タイトル | : 礼拝の基礎 |
投稿日 | : 2009/08/10(Mon) 07:34 |
投稿者 | : Salam <spiderwort77@hotmail.com> |
モスリムの礼拝の基礎
紹介
モスリムの最高の行いとして、5回の礼拝がある。正しい知識で理解し創造者を崇拝し、預言者モハメッドが彼の最後の預言者であることを信じることの次に大切な行いである。そして、預言者モハメッドが、イスラム初期のころ最高の行いは何かと尋ねられたときにも‘5回の礼拝である’と答えられた。(al¬-Bayhaqiyy):
イスラムでの礼拝とは、創造者崇拝行為であるが彼が預言者モハメッドに啓示した、それぞれの決まった方法でする。礼拝は創造者と預言者モハメッドに対する信仰の次に大切なこととされているため、我々は礼拝を生活の基準にしなければならない。仕事中でも礼拝を怠ることは大罪である。ショッピング中や、空港へでかけていて近くにモスクがなかったり、家まで帰ることができなかったとしても、礼拝は必須事項として課せられるのでどこかで場所を探してその礼拝の時間内に礼拝をする必要がある。礼拝時間の開始と共に礼拝をする、もしくは時間内に礼拝をすることは他の必須事項よりも優先される。

### 課題 1:
レコードの「data-point bbox=[726, 765, 760, 800]」を含む行から「688, 766, 1313]」を含む行までを、両端を含めてもう一度書いてください。その際「legend-marker」を「legend-symbol」に置き換え、ほかの部分は変えないこと。

### データ部:

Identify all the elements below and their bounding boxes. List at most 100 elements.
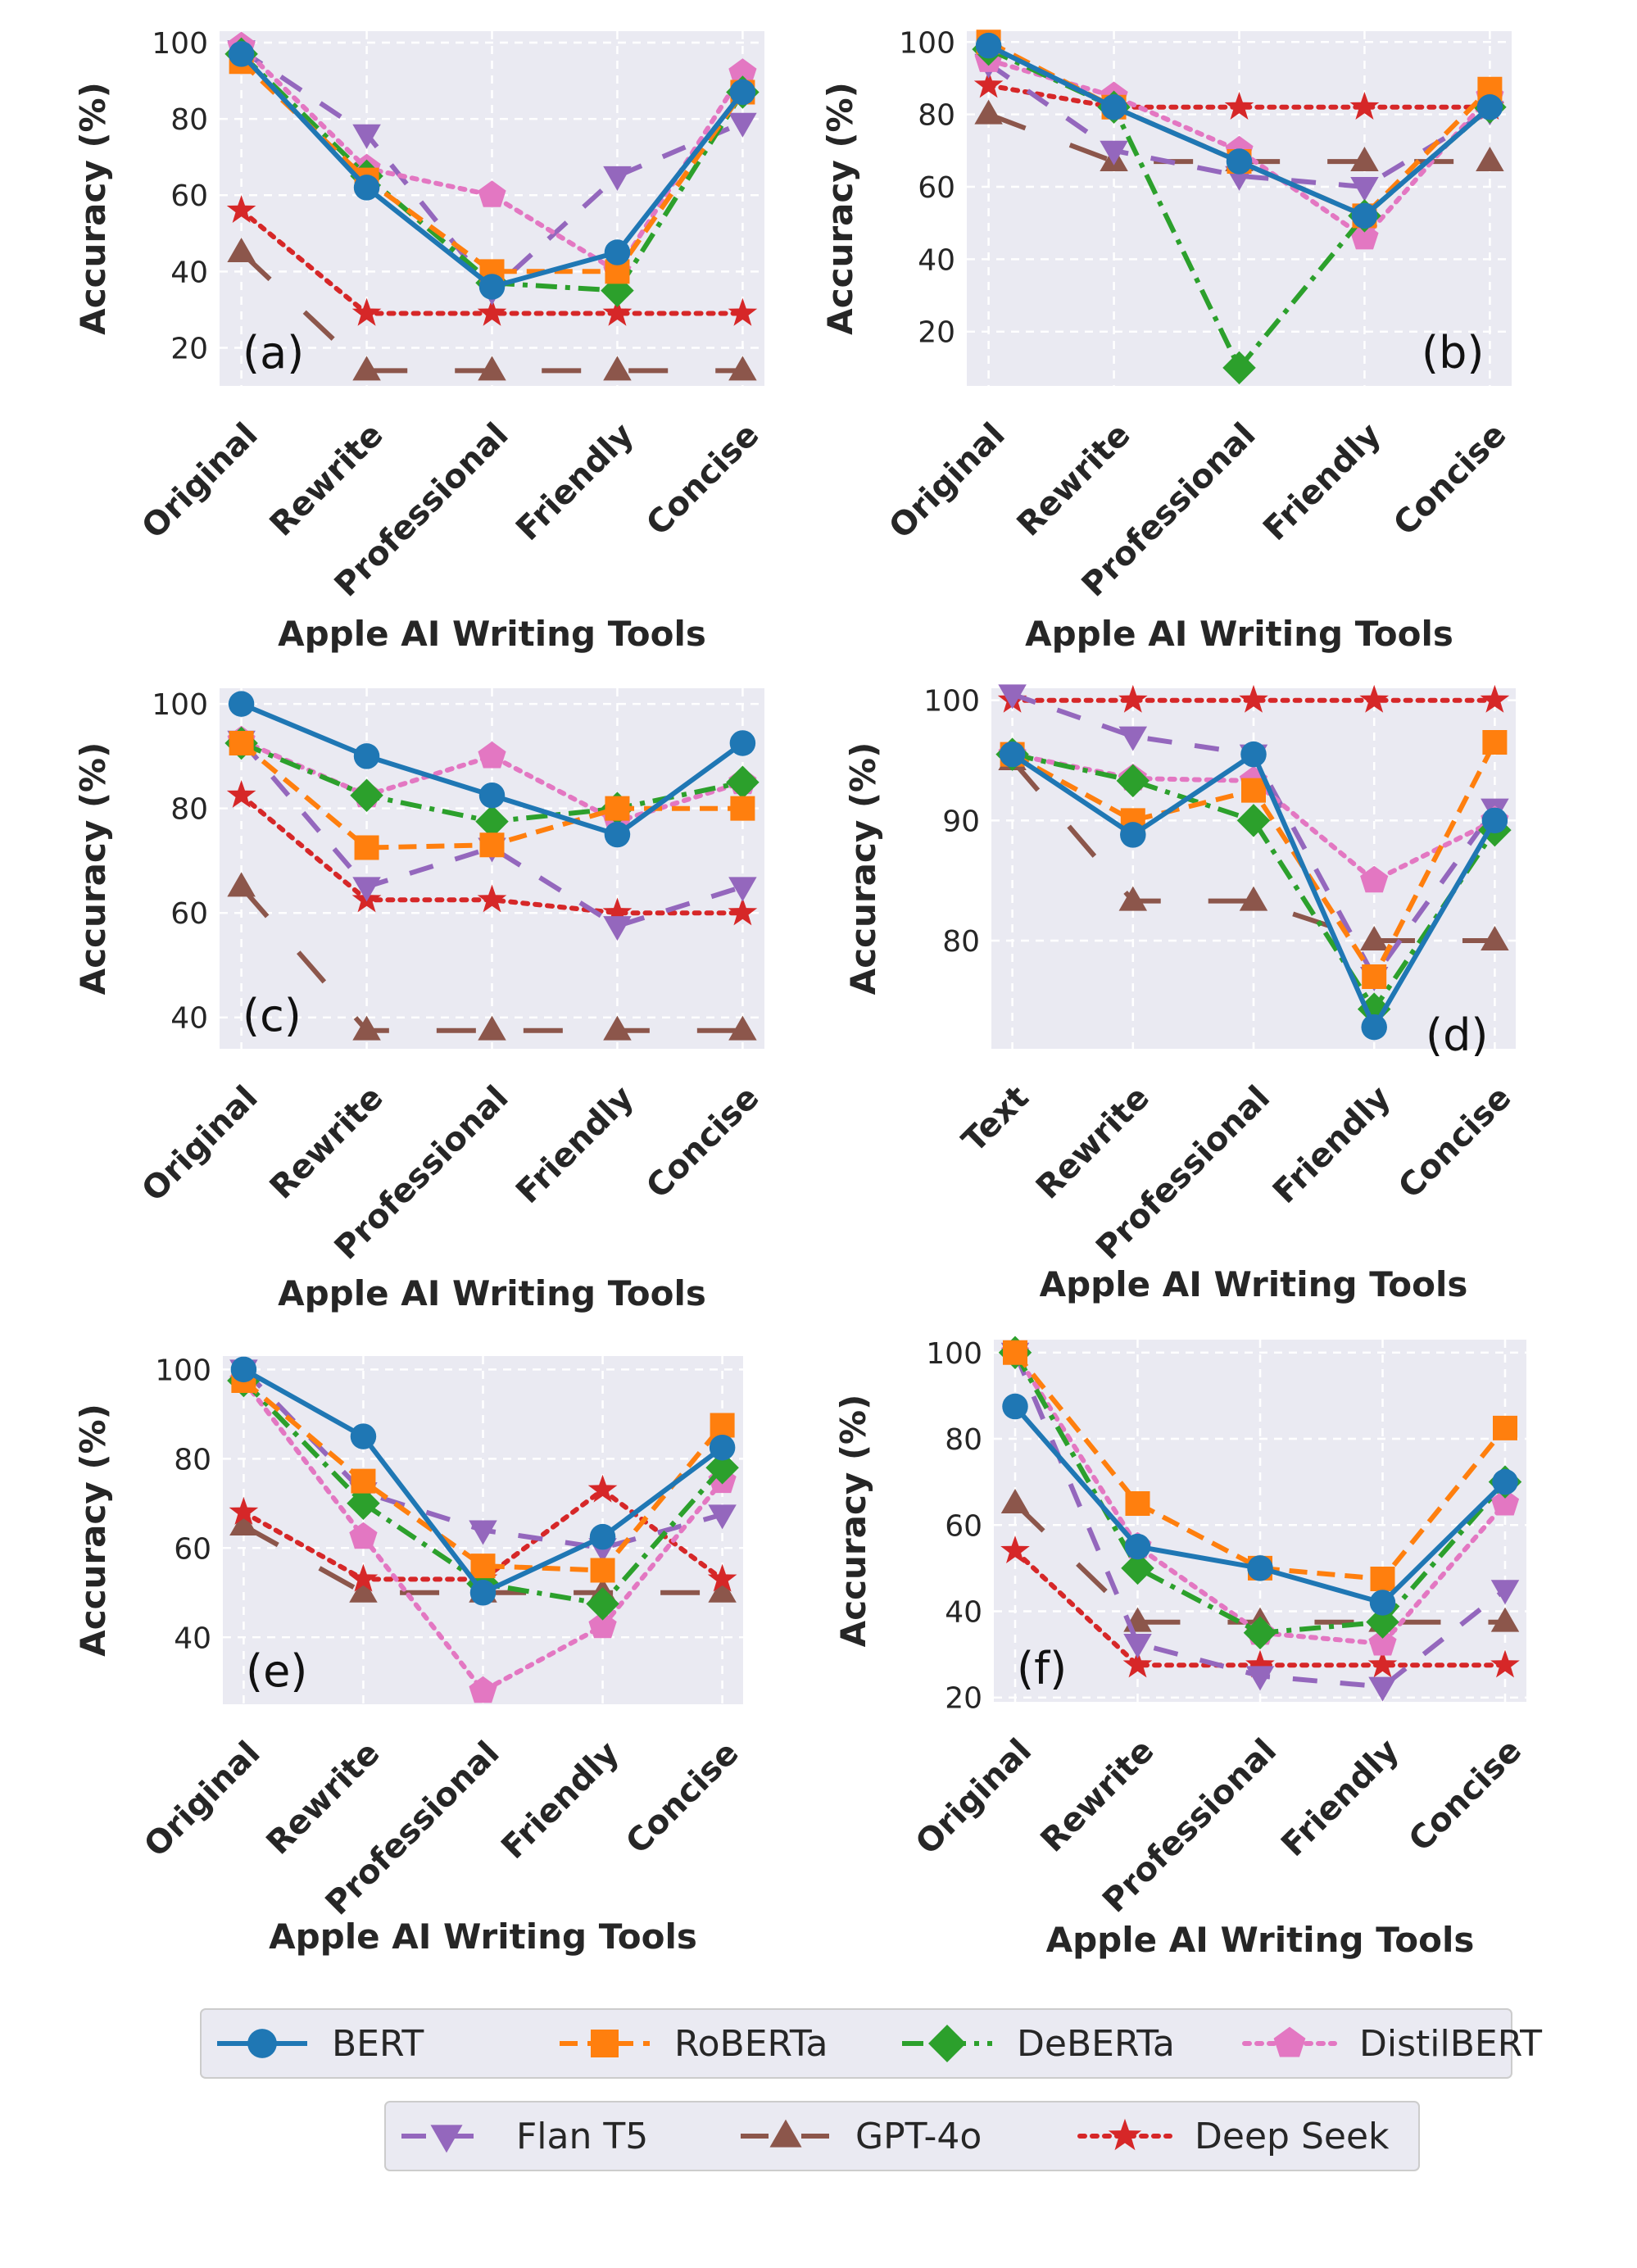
data-point bbox=[726, 765, 760, 800]
legend-marker bbox=[1273, 2026, 1306, 2057]
series-gpt-4o bbox=[998, 746, 1509, 950]
data-point bbox=[1123, 1633, 1152, 1658]
data-point bbox=[603, 166, 632, 191]
data-point bbox=[1245, 1649, 1275, 1678]
data-point bbox=[349, 1577, 378, 1603]
legend-label: BERT bbox=[332, 2023, 424, 2065]
data-point bbox=[1003, 1340, 1027, 1365]
series-gpt-4o bbox=[227, 872, 757, 1041]
series-bert bbox=[230, 1356, 736, 1606]
data-point bbox=[588, 1611, 617, 1639]
data-point bbox=[1222, 351, 1256, 385]
y-axis-label: Accuracy (%) bbox=[73, 1404, 113, 1657]
legend-marker bbox=[430, 2125, 463, 2153]
x-tick-label: Friendly bbox=[1266, 1079, 1398, 1211]
y-tick-label: 100 bbox=[926, 1337, 982, 1371]
y-tick-label: 80 bbox=[945, 1423, 982, 1457]
data-point bbox=[603, 916, 632, 941]
series-line bbox=[1010, 759, 1495, 943]
data-point bbox=[975, 32, 1002, 59]
data-point bbox=[1350, 147, 1379, 172]
x-tick-label: Friendly bbox=[509, 1079, 641, 1211]
data-point bbox=[1243, 1616, 1277, 1650]
panel-c: 406080100OriginalRewriteProfessionalFrie… bbox=[73, 688, 766, 1313]
legend-entry-gpt-4o: GPT-4o bbox=[741, 2116, 982, 2157]
y-tick-label: 60 bbox=[174, 1532, 211, 1566]
y-tick-label: 60 bbox=[170, 897, 208, 931]
series-deep-seek bbox=[1000, 1535, 1520, 1678]
y-tick-label: 80 bbox=[918, 99, 955, 133]
data-point bbox=[1224, 92, 1254, 120]
legend-label: RoBERTa bbox=[674, 2023, 828, 2065]
data-point bbox=[1476, 147, 1504, 172]
data-point bbox=[475, 805, 509, 838]
series-line bbox=[238, 43, 746, 274]
data-point bbox=[998, 684, 1027, 710]
x-tick-label: Friendly bbox=[494, 1735, 626, 1867]
series-gpt-4o bbox=[227, 238, 757, 381]
data-point bbox=[1239, 886, 1268, 911]
data-point bbox=[605, 259, 630, 284]
data-point bbox=[604, 239, 631, 265]
data-point bbox=[729, 79, 756, 106]
data-point bbox=[1000, 1488, 1030, 1513]
y-axis-label: Accuracy (%) bbox=[820, 82, 860, 335]
data-point bbox=[227, 872, 256, 897]
data-point bbox=[1359, 684, 1389, 713]
data-point bbox=[604, 821, 631, 848]
data-point bbox=[227, 238, 256, 263]
data-point bbox=[478, 741, 506, 769]
y-tick-label: 60 bbox=[170, 179, 208, 213]
data-point bbox=[1121, 1551, 1154, 1585]
series-bert bbox=[975, 32, 1503, 229]
data-point bbox=[1350, 176, 1379, 202]
x-tick-label: Concise bbox=[639, 416, 766, 543]
data-point bbox=[348, 1563, 379, 1592]
data-point bbox=[351, 1468, 376, 1494]
series-bert bbox=[228, 691, 756, 848]
data-point bbox=[1241, 778, 1266, 803]
data-point bbox=[1002, 1393, 1028, 1420]
data-point bbox=[352, 877, 381, 902]
data-point bbox=[710, 1413, 735, 1438]
data-point bbox=[728, 356, 757, 381]
data-point bbox=[1359, 926, 1389, 950]
data-point bbox=[1361, 1014, 1387, 1041]
data-point bbox=[1362, 964, 1387, 989]
data-point bbox=[1369, 1590, 1396, 1616]
data-point bbox=[228, 691, 255, 717]
data-point bbox=[728, 877, 757, 902]
data-point bbox=[1100, 94, 1127, 120]
data-point bbox=[469, 1676, 497, 1703]
data-point bbox=[347, 1486, 380, 1521]
data-point bbox=[229, 1497, 259, 1525]
data-point bbox=[1368, 1676, 1397, 1702]
data-point bbox=[1477, 76, 1503, 102]
panel-a: 20406080100OriginalRewriteProfessionalFr… bbox=[73, 27, 766, 654]
legend-label: DeBERTa bbox=[1017, 2023, 1175, 2065]
data-point bbox=[229, 730, 254, 755]
panel-label: (a) bbox=[243, 327, 304, 379]
y-tick-label: 60 bbox=[918, 171, 955, 205]
series-line bbox=[242, 1378, 724, 1573]
legend-marker bbox=[769, 2119, 802, 2148]
series-bert bbox=[1002, 1393, 1518, 1616]
data-point bbox=[708, 1577, 737, 1603]
data-point bbox=[478, 274, 506, 300]
series-line bbox=[239, 52, 745, 293]
data-point bbox=[478, 180, 506, 207]
data-point bbox=[1492, 1468, 1518, 1495]
y-tick-label: 90 bbox=[942, 805, 980, 838]
legend-entry-deep-seek: Deep Seek bbox=[1077, 2116, 1390, 2157]
x-tick-label: Rewrite bbox=[263, 416, 391, 544]
data-point bbox=[1100, 140, 1128, 166]
legend-label: GPT-4o bbox=[855, 2116, 982, 2157]
data-point bbox=[230, 1356, 257, 1383]
data-point bbox=[1368, 1629, 1397, 1656]
legend-entry-flan-t5: Flan T5 bbox=[401, 2116, 648, 2157]
data-point bbox=[1349, 92, 1380, 120]
data-point bbox=[1000, 1535, 1030, 1563]
data-point bbox=[352, 124, 381, 149]
y-tick-label: 20 bbox=[170, 332, 208, 365]
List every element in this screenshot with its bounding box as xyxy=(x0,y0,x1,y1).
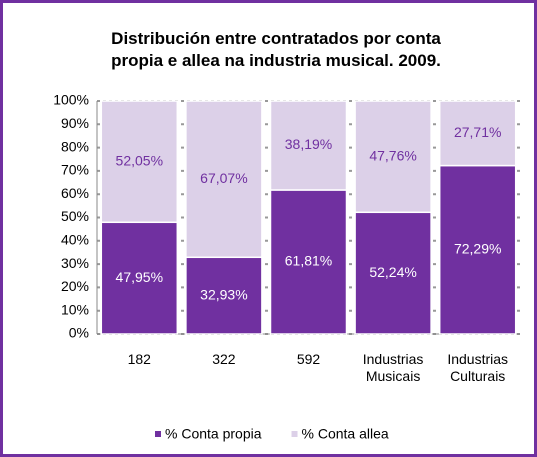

### 課題 2:
本文で「モスリムの最高の行いとして」から始まる段落を、主な事実を残して箇条書きにまとめること。

### 解答 1:
data-point bbox=[726, 765, 760, 800]
legend-symbol bbox=[1273, 2026, 1306, 2057]
series-gpt-4o bbox=[998, 746, 1509, 950]
data-point bbox=[1123, 1633, 1152, 1658]
data-point bbox=[603, 166, 632, 191]
data-point bbox=[1245, 1649, 1275, 1678]
data-point bbox=[349, 1577, 378, 1603]
legend-label: BERT bbox=[332, 2023, 424, 2065]
data-point bbox=[1003, 1340, 1027, 1365]
series-gpt-4o bbox=[227, 872, 757, 1041]
series-bert bbox=[230, 1356, 736, 1606]
data-point bbox=[588, 1611, 617, 1639]
data-point bbox=[1222, 351, 1256, 385]
y-axis-label: Accuracy (%) bbox=[73, 1404, 113, 1657]
legend-symbol bbox=[430, 2125, 463, 2153]
x-tick-label: Friendly bbox=[1266, 1079, 1398, 1211]
y-tick-label: 100 bbox=[926, 1337, 982, 1371]
y-tick-label: 80 bbox=[945, 1423, 982, 1457]
data-point bbox=[603, 916, 632, 941]
series-line bbox=[1010, 759, 1495, 943]
data-point bbox=[975, 32, 1002, 59]
data-point bbox=[1350, 147, 1379, 172]
x-tick-label: Friendly bbox=[509, 1079, 641, 1211]
data-point bbox=[1243, 1616, 1277, 1650]
panel-c: 406080100OriginalRewriteProfessionalFrie… bbox=[73, 688, 766, 1313]

### 解答 2:
- モスリムの最高の行いとして、5回の礼拝がある。
- 正しい知識で理解して創造者を崇拝し、預言者モハメッドが最後の預言者であると信じることの次に大切な行いである。
- イスラム初期のころ、最高の行いは何かと尋ねられた預言者モハメッドも「5回の礼拝である」と答えた(al-Bayhaqiyy)。